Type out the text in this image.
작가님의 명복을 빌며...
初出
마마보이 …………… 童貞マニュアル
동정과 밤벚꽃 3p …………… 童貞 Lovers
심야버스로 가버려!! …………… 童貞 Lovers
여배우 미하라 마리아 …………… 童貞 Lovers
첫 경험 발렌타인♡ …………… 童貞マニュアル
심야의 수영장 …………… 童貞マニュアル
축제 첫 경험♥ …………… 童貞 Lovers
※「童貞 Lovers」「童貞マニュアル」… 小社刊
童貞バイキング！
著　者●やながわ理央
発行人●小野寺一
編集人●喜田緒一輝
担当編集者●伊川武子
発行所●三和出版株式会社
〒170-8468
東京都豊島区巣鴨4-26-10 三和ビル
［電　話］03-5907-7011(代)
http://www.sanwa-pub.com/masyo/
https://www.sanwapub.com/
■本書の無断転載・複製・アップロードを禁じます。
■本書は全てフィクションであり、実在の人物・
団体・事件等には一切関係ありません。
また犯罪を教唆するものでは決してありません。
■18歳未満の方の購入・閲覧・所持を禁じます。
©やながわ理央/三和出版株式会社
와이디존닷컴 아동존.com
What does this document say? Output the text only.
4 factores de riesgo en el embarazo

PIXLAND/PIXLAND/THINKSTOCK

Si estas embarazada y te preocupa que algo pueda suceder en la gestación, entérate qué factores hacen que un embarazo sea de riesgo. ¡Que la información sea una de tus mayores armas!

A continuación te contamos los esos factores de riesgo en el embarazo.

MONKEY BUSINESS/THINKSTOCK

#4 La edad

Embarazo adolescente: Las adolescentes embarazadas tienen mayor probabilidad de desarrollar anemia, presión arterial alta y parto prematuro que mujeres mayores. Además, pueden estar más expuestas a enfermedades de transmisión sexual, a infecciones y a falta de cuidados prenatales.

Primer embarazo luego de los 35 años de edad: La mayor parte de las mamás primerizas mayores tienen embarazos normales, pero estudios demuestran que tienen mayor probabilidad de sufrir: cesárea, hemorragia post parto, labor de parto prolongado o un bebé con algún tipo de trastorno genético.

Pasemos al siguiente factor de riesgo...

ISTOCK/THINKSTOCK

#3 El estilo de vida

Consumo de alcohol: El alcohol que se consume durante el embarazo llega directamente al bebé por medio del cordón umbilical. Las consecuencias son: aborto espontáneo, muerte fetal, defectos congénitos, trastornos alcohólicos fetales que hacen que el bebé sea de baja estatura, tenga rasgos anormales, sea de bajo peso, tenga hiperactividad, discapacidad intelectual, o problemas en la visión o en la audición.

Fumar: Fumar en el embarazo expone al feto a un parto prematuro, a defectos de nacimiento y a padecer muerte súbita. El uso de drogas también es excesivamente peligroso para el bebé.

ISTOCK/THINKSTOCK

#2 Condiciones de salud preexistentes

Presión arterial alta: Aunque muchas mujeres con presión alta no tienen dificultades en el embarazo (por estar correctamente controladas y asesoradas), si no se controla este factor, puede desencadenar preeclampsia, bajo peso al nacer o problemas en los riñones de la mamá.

*Problem description:* Make an exact copy of every entry.

*Finished answer:*
Type out the text in this image.
작가님의 명복을 빌며...
初出
마마보이 …………… 童貞マニュアル
동정과 밤벚꽃 3p …………… 童貞 Lovers
심야버스로 가버려!! …………… 童貞 Lovers
여배우 미하라 마리아 …………… 童貞 Lovers
첫 경험 발렌타인♡ …………… 童貞マニュアル
심야의 수영장 …………… 童貞マニュアル
축제 첫 경험♥ …………… 童貞 Lovers
※「童貞 Lovers」「童貞マニュアル」… 小社刊
童貞バイキング！
著　者●やながわ理央
発行人●小野寺一
編集人●喜田緒一輝
担当編集者●伊川武子
発行所●三和出版株式会社
〒170-8468
東京都豊島区巣鴨4-26-10 三和ビル
［電　話］03-5907-7011(代)
http://www.sanwa-pub.com/masyo/
https://www.sanwapub.com/
■本書の無断転載・複製・アップロードを禁じます。
■本書は全てフィクションであり、実在の人物・
団体・事件等には一切関係ありません。
また犯罪を教唆するものでは決してありません。
■18歳未満の方の購入・閲覧・所持を禁じます。
©やながわ理央/三和出版株式会社
와이디존닷컴 아동존.com
What does this document say? Output the text only.
4 factores de riesgo en el embarazo

PIXLAND/PIXLAND/THINKSTOCK

Si estas embarazada y te preocupa que algo pueda suceder en la gestación, entérate qué factores hacen que un embarazo sea de riesgo. ¡Que la información sea una de tus mayores armas!

A continuación te contamos los esos factores de riesgo en el embarazo.

MONKEY BUSINESS/THINKSTOCK

#4 La edad

Embarazo adolescente: Las adolescentes embarazadas tienen mayor probabilidad de desarrollar anemia, presión arterial alta y parto prematuro que mujeres mayores. Además, pueden estar más expuestas a enfermedades de transmisión sexual, a infecciones y a falta de cuidados prenatales.

Primer embarazo luego de los 35 años de edad: La mayor parte de las mamás primerizas mayores tienen embarazos normales, pero estudios demuestran que tienen mayor probabilidad de sufrir: cesárea, hemorragia post parto, labor de parto prolongado o un bebé con algún tipo de trastorno genético.

Pasemos al siguiente factor de riesgo...

ISTOCK/THINKSTOCK

#3 El estilo de vida

Consumo de alcohol: El alcohol que se consume durante el embarazo llega directamente al bebé por medio del cordón umbilical. Las consecuencias son: aborto espontáneo, muerte fetal, defectos congénitos, trastornos alcohólicos fetales que hacen que el bebé sea de baja estatura, tenga rasgos anormales, sea de bajo peso, tenga hiperactividad, discapacidad intelectual, o problemas en la visión o en la audición.

Fumar: Fumar en el embarazo expone al feto a un parto prematuro, a defectos de nacimiento y a padecer muerte súbita. El uso de drogas también es excesivamente peligroso para el bebé.

ISTOCK/THINKSTOCK

#2 Condiciones de salud preexistentes

Presión arterial alta: Aunque muchas mujeres con presión alta no tienen dificultades en el embarazo (por estar correctamente controladas y asesoradas), si no se controla este factor, puede desencadenar preeclampsia, bajo peso al nacer o problemas en los riñones de la mamá.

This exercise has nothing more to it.